### Challenge
Identify the lines that contain the string "predecessors" and report only how many there are.

### Dataset excerpts
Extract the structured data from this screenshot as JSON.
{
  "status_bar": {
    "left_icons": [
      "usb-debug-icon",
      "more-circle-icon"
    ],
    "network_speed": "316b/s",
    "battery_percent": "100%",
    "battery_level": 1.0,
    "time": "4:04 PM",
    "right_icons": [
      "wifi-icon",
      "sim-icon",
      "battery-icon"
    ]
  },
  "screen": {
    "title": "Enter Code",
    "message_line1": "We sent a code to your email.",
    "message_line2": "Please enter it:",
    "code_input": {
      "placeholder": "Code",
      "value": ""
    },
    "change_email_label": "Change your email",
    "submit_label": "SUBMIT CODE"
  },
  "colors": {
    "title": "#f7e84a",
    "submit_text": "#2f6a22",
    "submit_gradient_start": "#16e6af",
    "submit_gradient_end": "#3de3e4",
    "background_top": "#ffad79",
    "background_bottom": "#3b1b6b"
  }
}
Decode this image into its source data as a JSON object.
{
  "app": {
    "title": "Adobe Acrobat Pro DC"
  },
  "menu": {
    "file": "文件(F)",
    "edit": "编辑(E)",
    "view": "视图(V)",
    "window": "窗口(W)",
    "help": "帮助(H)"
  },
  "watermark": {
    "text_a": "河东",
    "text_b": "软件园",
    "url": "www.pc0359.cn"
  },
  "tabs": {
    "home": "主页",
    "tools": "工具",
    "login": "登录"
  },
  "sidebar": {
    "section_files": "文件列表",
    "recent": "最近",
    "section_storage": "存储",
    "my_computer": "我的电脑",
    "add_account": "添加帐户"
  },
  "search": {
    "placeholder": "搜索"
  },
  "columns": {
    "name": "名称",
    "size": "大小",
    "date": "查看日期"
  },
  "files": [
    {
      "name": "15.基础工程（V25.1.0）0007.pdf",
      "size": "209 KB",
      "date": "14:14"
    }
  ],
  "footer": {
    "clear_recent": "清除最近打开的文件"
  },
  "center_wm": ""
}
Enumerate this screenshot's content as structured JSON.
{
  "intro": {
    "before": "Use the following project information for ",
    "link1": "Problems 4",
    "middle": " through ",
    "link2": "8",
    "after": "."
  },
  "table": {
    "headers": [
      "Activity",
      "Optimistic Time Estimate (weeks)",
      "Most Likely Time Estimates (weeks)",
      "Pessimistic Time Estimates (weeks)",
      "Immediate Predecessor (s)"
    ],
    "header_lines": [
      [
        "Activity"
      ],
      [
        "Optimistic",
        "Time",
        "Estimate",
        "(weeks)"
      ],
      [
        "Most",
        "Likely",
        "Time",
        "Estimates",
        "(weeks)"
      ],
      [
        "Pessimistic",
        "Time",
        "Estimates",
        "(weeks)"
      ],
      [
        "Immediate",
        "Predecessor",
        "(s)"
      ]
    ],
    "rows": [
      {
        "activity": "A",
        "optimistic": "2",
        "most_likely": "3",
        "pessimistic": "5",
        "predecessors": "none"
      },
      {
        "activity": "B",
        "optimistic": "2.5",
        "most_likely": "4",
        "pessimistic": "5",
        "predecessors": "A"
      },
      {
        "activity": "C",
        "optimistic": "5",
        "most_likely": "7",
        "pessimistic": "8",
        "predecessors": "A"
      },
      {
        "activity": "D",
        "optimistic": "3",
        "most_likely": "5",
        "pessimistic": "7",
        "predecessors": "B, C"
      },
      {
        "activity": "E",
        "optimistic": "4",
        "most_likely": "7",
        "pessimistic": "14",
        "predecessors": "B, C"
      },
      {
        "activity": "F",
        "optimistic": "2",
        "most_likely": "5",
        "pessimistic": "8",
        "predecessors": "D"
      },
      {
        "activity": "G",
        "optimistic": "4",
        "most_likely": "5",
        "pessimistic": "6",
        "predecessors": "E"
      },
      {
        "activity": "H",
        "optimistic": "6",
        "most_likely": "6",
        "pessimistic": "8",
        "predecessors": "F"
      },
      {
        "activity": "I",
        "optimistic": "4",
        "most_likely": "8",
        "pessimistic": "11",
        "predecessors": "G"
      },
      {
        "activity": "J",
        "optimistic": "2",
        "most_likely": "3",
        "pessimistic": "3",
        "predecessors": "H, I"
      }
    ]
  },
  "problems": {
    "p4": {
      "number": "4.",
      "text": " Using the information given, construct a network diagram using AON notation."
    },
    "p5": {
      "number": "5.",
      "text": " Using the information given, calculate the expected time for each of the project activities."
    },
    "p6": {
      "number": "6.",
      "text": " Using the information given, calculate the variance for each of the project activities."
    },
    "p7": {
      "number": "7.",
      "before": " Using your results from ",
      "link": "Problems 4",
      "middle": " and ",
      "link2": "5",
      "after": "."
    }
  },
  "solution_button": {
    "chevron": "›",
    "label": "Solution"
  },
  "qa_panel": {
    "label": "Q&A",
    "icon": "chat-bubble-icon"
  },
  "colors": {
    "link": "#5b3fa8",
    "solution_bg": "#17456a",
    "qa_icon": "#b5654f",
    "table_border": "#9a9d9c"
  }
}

### Worked answer
10